• [WHAT IS REQUIRED] Copy out each line of the data that holds the word "xlabel".

• [RECORD LIST]
※ ※ ※

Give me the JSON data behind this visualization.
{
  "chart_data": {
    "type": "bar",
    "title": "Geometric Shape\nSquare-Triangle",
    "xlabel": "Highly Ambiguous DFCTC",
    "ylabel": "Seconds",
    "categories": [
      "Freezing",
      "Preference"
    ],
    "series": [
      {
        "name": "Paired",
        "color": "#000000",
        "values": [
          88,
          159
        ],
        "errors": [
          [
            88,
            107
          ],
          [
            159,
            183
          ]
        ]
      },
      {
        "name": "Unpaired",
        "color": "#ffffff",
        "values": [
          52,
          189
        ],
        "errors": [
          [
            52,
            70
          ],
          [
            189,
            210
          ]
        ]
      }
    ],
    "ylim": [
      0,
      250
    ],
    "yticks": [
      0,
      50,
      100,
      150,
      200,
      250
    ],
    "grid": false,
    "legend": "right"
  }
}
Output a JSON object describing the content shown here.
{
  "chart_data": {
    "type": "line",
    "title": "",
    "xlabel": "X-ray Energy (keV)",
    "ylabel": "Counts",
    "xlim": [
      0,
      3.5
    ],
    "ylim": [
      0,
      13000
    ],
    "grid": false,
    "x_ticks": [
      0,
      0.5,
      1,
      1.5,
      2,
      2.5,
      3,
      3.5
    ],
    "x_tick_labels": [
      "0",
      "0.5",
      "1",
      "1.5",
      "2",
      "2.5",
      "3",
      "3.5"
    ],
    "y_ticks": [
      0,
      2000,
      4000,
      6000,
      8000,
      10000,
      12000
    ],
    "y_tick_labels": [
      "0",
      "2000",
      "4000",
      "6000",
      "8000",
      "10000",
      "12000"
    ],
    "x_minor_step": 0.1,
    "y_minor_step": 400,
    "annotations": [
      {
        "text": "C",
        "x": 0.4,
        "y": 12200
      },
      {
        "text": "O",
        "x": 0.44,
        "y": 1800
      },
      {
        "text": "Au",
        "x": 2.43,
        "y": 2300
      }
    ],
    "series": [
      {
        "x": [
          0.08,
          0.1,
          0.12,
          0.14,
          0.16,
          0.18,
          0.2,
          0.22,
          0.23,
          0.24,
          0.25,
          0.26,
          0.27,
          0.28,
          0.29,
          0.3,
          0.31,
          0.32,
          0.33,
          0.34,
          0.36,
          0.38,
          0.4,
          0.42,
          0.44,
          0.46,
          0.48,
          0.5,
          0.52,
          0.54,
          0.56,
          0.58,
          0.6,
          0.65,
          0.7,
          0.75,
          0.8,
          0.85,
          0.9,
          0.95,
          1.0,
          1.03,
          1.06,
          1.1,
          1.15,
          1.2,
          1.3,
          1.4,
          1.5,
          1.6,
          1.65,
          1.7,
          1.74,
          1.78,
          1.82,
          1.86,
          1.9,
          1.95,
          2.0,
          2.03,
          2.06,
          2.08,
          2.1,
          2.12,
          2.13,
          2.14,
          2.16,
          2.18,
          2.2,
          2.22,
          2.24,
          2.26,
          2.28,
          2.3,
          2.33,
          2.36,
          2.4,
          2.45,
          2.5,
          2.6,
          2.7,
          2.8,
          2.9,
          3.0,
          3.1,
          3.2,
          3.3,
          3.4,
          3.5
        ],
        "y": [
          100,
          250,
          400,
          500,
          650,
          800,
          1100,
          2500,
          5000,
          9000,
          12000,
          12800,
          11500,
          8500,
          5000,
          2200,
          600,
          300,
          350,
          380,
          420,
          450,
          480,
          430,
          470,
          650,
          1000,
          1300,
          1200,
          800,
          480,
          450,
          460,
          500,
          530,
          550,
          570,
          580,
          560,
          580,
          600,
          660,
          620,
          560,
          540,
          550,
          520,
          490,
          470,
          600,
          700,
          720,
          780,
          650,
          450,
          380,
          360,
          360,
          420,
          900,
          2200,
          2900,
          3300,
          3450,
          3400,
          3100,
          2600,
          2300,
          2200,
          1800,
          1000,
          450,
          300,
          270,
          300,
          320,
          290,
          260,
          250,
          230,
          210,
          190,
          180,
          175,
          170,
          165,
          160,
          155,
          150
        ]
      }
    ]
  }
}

※ ※ ※

• [RESPONSE TO THIS EXERCISE]
    "xlabel": "Highly Ambiguous DFCTC",
    "xlabel": "X-ray Energy (keV)",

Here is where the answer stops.